[Data excerpts]
━━━━━━━━━━━━━━━━━━━━
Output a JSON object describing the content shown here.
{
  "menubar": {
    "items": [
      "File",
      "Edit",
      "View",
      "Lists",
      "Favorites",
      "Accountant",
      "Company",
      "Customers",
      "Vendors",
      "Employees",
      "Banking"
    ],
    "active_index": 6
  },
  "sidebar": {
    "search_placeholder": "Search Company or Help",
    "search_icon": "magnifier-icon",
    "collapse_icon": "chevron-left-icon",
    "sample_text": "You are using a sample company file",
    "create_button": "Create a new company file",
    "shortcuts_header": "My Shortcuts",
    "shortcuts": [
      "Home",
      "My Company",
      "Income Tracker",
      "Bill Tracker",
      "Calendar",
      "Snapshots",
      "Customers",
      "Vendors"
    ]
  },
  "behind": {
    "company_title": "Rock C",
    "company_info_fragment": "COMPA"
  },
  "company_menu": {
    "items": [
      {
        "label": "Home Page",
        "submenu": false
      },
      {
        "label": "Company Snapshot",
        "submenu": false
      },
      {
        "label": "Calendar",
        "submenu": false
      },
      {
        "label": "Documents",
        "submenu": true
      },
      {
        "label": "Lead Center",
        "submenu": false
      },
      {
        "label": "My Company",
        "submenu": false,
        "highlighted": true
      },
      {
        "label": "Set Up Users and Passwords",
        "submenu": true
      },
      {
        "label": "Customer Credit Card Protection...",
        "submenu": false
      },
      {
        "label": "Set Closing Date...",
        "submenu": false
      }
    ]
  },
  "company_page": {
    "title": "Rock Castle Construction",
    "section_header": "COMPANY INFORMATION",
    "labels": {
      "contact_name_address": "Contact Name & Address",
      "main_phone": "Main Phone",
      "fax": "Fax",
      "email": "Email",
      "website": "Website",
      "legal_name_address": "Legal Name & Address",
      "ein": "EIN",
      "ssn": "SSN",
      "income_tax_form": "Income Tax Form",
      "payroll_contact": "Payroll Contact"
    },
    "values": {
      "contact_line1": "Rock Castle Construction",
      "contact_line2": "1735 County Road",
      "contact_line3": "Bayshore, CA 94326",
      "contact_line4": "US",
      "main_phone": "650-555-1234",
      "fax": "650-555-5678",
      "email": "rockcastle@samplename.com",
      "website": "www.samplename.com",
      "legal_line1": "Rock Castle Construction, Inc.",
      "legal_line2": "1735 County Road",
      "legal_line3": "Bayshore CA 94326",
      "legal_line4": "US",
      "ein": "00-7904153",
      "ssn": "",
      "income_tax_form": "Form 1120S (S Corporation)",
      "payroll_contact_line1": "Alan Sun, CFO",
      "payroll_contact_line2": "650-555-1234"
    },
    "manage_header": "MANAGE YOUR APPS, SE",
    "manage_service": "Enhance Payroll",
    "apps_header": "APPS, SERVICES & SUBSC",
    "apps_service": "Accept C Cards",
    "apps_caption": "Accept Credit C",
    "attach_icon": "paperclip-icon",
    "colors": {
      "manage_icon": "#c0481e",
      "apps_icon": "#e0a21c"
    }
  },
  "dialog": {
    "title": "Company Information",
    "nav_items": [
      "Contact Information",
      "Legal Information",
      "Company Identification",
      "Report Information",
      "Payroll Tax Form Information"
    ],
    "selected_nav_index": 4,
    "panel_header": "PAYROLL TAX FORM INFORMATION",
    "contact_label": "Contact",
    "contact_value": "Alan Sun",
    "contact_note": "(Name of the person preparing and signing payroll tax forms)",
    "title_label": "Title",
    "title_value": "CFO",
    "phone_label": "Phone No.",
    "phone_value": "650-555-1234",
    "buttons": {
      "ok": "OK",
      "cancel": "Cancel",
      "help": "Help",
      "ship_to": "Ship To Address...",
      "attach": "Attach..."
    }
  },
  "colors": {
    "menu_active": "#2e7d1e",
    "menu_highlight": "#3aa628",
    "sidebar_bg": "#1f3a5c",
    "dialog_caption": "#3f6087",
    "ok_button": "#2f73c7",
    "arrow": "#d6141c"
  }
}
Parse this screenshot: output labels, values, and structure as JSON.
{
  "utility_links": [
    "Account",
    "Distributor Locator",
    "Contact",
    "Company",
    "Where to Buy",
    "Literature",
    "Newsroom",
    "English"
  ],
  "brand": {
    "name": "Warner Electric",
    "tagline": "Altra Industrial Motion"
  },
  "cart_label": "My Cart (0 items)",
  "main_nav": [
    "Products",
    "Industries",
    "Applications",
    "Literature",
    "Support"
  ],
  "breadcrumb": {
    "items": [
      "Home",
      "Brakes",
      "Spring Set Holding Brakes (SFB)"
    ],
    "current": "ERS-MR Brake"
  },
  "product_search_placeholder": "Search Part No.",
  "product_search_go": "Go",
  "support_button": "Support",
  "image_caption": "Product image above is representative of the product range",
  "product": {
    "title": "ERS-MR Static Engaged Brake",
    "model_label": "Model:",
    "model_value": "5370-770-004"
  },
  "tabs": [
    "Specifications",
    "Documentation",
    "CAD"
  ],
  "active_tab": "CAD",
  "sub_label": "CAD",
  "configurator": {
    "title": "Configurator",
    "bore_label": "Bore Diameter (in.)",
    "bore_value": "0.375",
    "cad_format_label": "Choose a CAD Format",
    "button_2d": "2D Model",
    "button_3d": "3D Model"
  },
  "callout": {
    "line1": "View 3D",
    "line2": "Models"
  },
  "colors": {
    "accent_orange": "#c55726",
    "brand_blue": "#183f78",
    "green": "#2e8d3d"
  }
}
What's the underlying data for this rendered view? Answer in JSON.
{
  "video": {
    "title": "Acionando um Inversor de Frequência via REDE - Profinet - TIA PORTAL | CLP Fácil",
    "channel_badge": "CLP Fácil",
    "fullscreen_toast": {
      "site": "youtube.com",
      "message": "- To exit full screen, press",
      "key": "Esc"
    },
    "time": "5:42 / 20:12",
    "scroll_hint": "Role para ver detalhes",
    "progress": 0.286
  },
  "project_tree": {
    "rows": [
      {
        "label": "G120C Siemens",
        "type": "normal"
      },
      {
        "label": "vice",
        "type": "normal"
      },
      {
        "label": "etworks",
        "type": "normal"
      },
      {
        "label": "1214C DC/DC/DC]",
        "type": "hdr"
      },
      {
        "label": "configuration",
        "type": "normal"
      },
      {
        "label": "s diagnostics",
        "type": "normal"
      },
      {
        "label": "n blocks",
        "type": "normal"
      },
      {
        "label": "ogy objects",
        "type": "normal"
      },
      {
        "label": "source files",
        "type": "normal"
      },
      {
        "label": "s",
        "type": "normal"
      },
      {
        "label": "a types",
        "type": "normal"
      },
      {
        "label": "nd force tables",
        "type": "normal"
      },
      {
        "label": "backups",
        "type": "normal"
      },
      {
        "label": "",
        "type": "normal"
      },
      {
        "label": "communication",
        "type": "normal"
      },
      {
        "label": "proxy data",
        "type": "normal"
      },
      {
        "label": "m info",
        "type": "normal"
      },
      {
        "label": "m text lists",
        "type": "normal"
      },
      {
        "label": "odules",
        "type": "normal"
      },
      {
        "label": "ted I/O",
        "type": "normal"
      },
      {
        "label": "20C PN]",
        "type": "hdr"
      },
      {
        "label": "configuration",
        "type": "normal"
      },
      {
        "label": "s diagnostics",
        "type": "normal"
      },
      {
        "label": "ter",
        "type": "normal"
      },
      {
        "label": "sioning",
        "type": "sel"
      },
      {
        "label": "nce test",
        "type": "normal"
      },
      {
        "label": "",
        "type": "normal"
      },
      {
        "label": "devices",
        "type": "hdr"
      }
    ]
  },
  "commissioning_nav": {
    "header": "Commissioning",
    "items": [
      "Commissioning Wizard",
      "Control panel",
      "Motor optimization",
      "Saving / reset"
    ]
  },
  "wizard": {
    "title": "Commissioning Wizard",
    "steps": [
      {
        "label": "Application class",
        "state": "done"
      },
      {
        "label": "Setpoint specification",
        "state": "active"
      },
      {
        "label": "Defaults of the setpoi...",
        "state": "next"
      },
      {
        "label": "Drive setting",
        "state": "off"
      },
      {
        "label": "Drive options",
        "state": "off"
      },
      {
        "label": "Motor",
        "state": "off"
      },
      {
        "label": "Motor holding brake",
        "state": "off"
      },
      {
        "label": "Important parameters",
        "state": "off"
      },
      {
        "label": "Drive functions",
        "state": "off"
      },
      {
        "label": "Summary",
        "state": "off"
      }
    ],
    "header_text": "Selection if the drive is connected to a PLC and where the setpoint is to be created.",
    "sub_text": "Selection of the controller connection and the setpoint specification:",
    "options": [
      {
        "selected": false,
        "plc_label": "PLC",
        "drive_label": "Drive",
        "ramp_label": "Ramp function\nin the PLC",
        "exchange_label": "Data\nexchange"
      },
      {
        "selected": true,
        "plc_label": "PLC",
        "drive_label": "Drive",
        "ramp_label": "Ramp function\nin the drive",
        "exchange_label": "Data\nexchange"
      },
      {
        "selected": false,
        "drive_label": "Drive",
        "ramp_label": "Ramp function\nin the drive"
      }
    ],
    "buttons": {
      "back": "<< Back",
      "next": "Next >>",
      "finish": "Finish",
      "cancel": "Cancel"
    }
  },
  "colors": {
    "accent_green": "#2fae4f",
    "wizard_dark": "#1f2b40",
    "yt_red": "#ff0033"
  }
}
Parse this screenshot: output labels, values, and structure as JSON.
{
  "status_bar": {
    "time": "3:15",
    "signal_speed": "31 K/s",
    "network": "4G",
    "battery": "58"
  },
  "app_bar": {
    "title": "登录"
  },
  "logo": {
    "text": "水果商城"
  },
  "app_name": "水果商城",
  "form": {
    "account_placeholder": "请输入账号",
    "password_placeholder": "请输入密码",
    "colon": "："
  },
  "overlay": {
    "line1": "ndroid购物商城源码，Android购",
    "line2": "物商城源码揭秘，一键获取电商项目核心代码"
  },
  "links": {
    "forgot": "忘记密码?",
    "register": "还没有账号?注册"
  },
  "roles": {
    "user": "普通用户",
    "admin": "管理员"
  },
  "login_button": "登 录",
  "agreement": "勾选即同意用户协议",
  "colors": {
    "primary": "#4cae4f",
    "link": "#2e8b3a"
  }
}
━━━━━━━━━━━━━━━━━━━━
Copy each line of the records containing the string "website".

      "website": "Website",
      "website": "www.samplename.com",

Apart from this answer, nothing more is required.